-- REQUIREMENTS --
Find each line with "name" and copy it.
Start of EXCERPTED RECORDS
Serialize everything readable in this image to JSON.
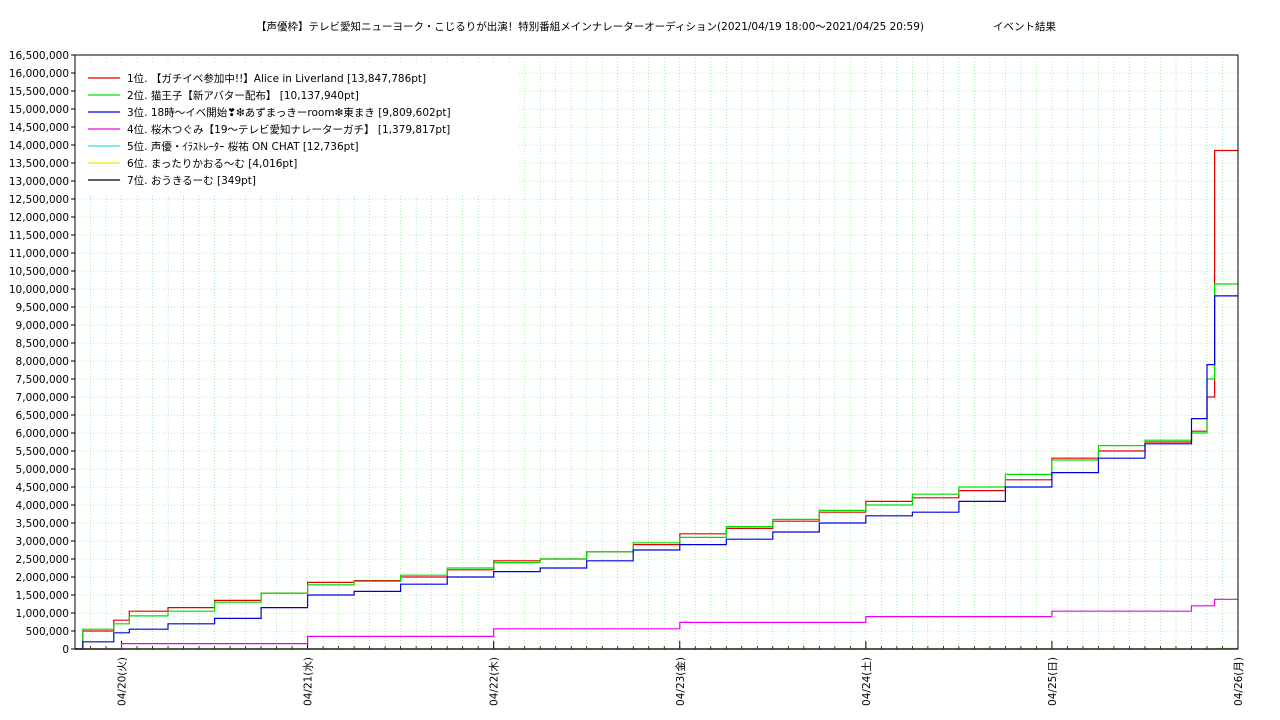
{
  "chart_data": {
    "type": "line",
    "title": "【声優枠】テレビ愛知ニューヨーク・こじるりが出演！特別番組メインナレーターオーディション(2021/04/19 18:00〜2021/04/25 20:59)",
    "subtitle": "イベント結果",
    "xlabel": "",
    "ylabel": "",
    "ylim": [
      0,
      16500000
    ],
    "x_range": [
      "2021-04-19 18:00",
      "2021-04-26 00:00"
    ],
    "grid": true,
    "legend_position": "top-left",
    "x_tick_labels": [
      "04/20(火)",
      "04/21(水)",
      "04/22(木)",
      "04/23(金)",
      "04/24(土)",
      "04/25(日)",
      "04/26(月)"
    ],
    "x_tick_values": [
      "2021-04-20 00:00",
      "2021-04-21 00:00",
      "2021-04-22 00:00",
      "2021-04-23 00:00",
      "2021-04-24 00:00",
      "2021-04-25 00:00",
      "2021-04-26 00:00"
    ],
    "y_tick_labels": [
      "0",
      "500,000",
      "1,000,000",
      "1,500,000",
      "2,000,000",
      "2,500,000",
      "3,000,000",
      "3,500,000",
      "4,000,000",
      "4,500,000",
      "5,000,000",
      "5,500,000",
      "6,000,000",
      "6,500,000",
      "7,000,000",
      "7,500,000",
      "8,000,000",
      "8,500,000",
      "9,000,000",
      "9,500,000",
      "10,000,000",
      "10,500,000",
      "11,000,000",
      "11,500,000",
      "12,000,000",
      "12,500,000",
      "13,000,000",
      "13,500,000",
      "14,000,000",
      "14,500,000",
      "15,000,000",
      "15,500,000",
      "16,000,000",
      "16,500,000"
    ],
    "series": [
      {
        "name": "1位. 【ガチイベ参加中!!】Alice in Liverland [13,847,786pt]",
        "color": "#e00000",
        "points": [
          [
            "2021-04-19 18:00",
            0
          ],
          [
            "2021-04-19 19:00",
            500000
          ],
          [
            "2021-04-19 23:00",
            800000
          ],
          [
            "2021-04-20 01:00",
            1050000
          ],
          [
            "2021-04-20 06:00",
            1150000
          ],
          [
            "2021-04-20 12:00",
            1350000
          ],
          [
            "2021-04-20 18:00",
            1550000
          ],
          [
            "2021-04-21 00:00",
            1850000
          ],
          [
            "2021-04-21 06:00",
            1900000
          ],
          [
            "2021-04-21 12:00",
            2000000
          ],
          [
            "2021-04-21 18:00",
            2200000
          ],
          [
            "2021-04-22 00:00",
            2450000
          ],
          [
            "2021-04-22 06:00",
            2500000
          ],
          [
            "2021-04-22 12:00",
            2700000
          ],
          [
            "2021-04-22 18:00",
            2900000
          ],
          [
            "2021-04-23 00:00",
            3200000
          ],
          [
            "2021-04-23 06:00",
            3350000
          ],
          [
            "2021-04-23 12:00",
            3550000
          ],
          [
            "2021-04-23 18:00",
            3800000
          ],
          [
            "2021-04-24 00:00",
            4100000
          ],
          [
            "2021-04-24 06:00",
            4200000
          ],
          [
            "2021-04-24 12:00",
            4400000
          ],
          [
            "2021-04-24 18:00",
            4700000
          ],
          [
            "2021-04-25 00:00",
            5300000
          ],
          [
            "2021-04-25 06:00",
            5500000
          ],
          [
            "2021-04-25 12:00",
            5750000
          ],
          [
            "2021-04-25 18:00",
            6050000
          ],
          [
            "2021-04-25 20:00",
            7000000
          ],
          [
            "2021-04-25 20:59",
            13847786
          ],
          [
            "2021-04-26 00:00",
            13847786
          ]
        ]
      },
      {
        "name": "2位. 猫王子【新アバター配布】 [10,137,940pt]",
        "color": "#00dd00",
        "points": [
          [
            "2021-04-19 18:00",
            0
          ],
          [
            "2021-04-19 19:00",
            550000
          ],
          [
            "2021-04-19 23:00",
            700000
          ],
          [
            "2021-04-20 01:00",
            920000
          ],
          [
            "2021-04-20 06:00",
            1050000
          ],
          [
            "2021-04-20 12:00",
            1300000
          ],
          [
            "2021-04-20 18:00",
            1550000
          ],
          [
            "2021-04-21 00:00",
            1780000
          ],
          [
            "2021-04-21 06:00",
            1880000
          ],
          [
            "2021-04-21 12:00",
            2050000
          ],
          [
            "2021-04-21 18:00",
            2250000
          ],
          [
            "2021-04-22 00:00",
            2400000
          ],
          [
            "2021-04-22 06:00",
            2500000
          ],
          [
            "2021-04-22 12:00",
            2700000
          ],
          [
            "2021-04-22 18:00",
            2950000
          ],
          [
            "2021-04-23 00:00",
            3100000
          ],
          [
            "2021-04-23 06:00",
            3400000
          ],
          [
            "2021-04-23 12:00",
            3600000
          ],
          [
            "2021-04-23 18:00",
            3850000
          ],
          [
            "2021-04-24 00:00",
            4000000
          ],
          [
            "2021-04-24 06:00",
            4300000
          ],
          [
            "2021-04-24 12:00",
            4500000
          ],
          [
            "2021-04-24 18:00",
            4850000
          ],
          [
            "2021-04-25 00:00",
            5250000
          ],
          [
            "2021-04-25 06:00",
            5650000
          ],
          [
            "2021-04-25 12:00",
            5800000
          ],
          [
            "2021-04-25 18:00",
            6000000
          ],
          [
            "2021-04-25 20:00",
            7500000
          ],
          [
            "2021-04-25 20:59",
            10137940
          ],
          [
            "2021-04-26 00:00",
            10137940
          ]
        ]
      },
      {
        "name": "3位. 18時〜イベ開始❣❇あずまっきーroom❇東まき [9,809,602pt]",
        "color": "#0000dd",
        "points": [
          [
            "2021-04-19 18:00",
            0
          ],
          [
            "2021-04-19 19:00",
            200000
          ],
          [
            "2021-04-19 23:00",
            450000
          ],
          [
            "2021-04-20 01:00",
            550000
          ],
          [
            "2021-04-20 06:00",
            700000
          ],
          [
            "2021-04-20 12:00",
            850000
          ],
          [
            "2021-04-20 18:00",
            1150000
          ],
          [
            "2021-04-21 00:00",
            1500000
          ],
          [
            "2021-04-21 06:00",
            1600000
          ],
          [
            "2021-04-21 12:00",
            1800000
          ],
          [
            "2021-04-21 18:00",
            2000000
          ],
          [
            "2021-04-22 00:00",
            2150000
          ],
          [
            "2021-04-22 06:00",
            2250000
          ],
          [
            "2021-04-22 12:00",
            2450000
          ],
          [
            "2021-04-22 18:00",
            2750000
          ],
          [
            "2021-04-23 00:00",
            2900000
          ],
          [
            "2021-04-23 06:00",
            3050000
          ],
          [
            "2021-04-23 12:00",
            3250000
          ],
          [
            "2021-04-23 18:00",
            3500000
          ],
          [
            "2021-04-24 00:00",
            3700000
          ],
          [
            "2021-04-24 06:00",
            3800000
          ],
          [
            "2021-04-24 12:00",
            4100000
          ],
          [
            "2021-04-24 18:00",
            4500000
          ],
          [
            "2021-04-25 00:00",
            4900000
          ],
          [
            "2021-04-25 06:00",
            5300000
          ],
          [
            "2021-04-25 12:00",
            5700000
          ],
          [
            "2021-04-25 18:00",
            6400000
          ],
          [
            "2021-04-25 20:00",
            7900000
          ],
          [
            "2021-04-25 20:59",
            9809602
          ],
          [
            "2021-04-26 00:00",
            9809602
          ]
        ]
      },
      {
        "name": "4位. 桜木つぐみ【19〜テレビ愛知ナレーターガチ】 [1,379,817pt]",
        "color": "#ee00ee",
        "points": [
          [
            "2021-04-19 18:00",
            0
          ],
          [
            "2021-04-20 00:00",
            150000
          ],
          [
            "2021-04-21 00:00",
            350000
          ],
          [
            "2021-04-22 00:00",
            560000
          ],
          [
            "2021-04-23 00:00",
            740000
          ],
          [
            "2021-04-24 00:00",
            900000
          ],
          [
            "2021-04-25 00:00",
            1050000
          ],
          [
            "2021-04-25 18:00",
            1200000
          ],
          [
            "2021-04-25 20:59",
            1379817
          ],
          [
            "2021-04-26 00:00",
            1379817
          ]
        ]
      },
      {
        "name": "5位. 声優・ｲﾗｽﾄﾚｰﾀｰ 桜祐 ON CHAT [12,736pt]",
        "color": "#33dddd",
        "points": [
          [
            "2021-04-19 18:00",
            0
          ],
          [
            "2021-04-25 20:59",
            12736
          ],
          [
            "2021-04-26 00:00",
            12736
          ]
        ]
      },
      {
        "name": "6位. まったりかおる〜む [4,016pt]",
        "color": "#eeee00",
        "points": [
          [
            "2021-04-19 18:00",
            0
          ],
          [
            "2021-04-25 20:59",
            4016
          ],
          [
            "2021-04-26 00:00",
            4016
          ]
        ]
      },
      {
        "name": "7位. おうきるーむ [349pt]",
        "color": "#000000",
        "points": [
          [
            "2021-04-19 18:00",
            0
          ],
          [
            "2021-04-25 20:59",
            349
          ],
          [
            "2021-04-26 00:00",
            349
          ]
        ]
      }
    ]
  }
}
End of EXCERPTED RECORDS
-- RESULT FOR THIS EXERCISE --
        "name": "1位. 【ガチイベ参加中!!】Alice in Liverland [13,847,786pt]",
        "name": "2位. 猫王子【新アバター配布】 [10,137,940pt]",
        "name": "3位. 18時〜イベ開始❣❇あずまっきーroom❇東まき [9,809,602pt]",
        "name": "4位. 桜木つぐみ【19〜テレビ愛知ナレーターガチ】 [1,379,817pt]",
        "name": "5位. 声優・ｲﾗｽﾄﾚｰﾀｰ 桜祐 ON CHAT [12,736pt]",
        "name": "6位. まったりかおる〜む [4,016pt]",
        "name": "7位. おうきるーむ [349pt]",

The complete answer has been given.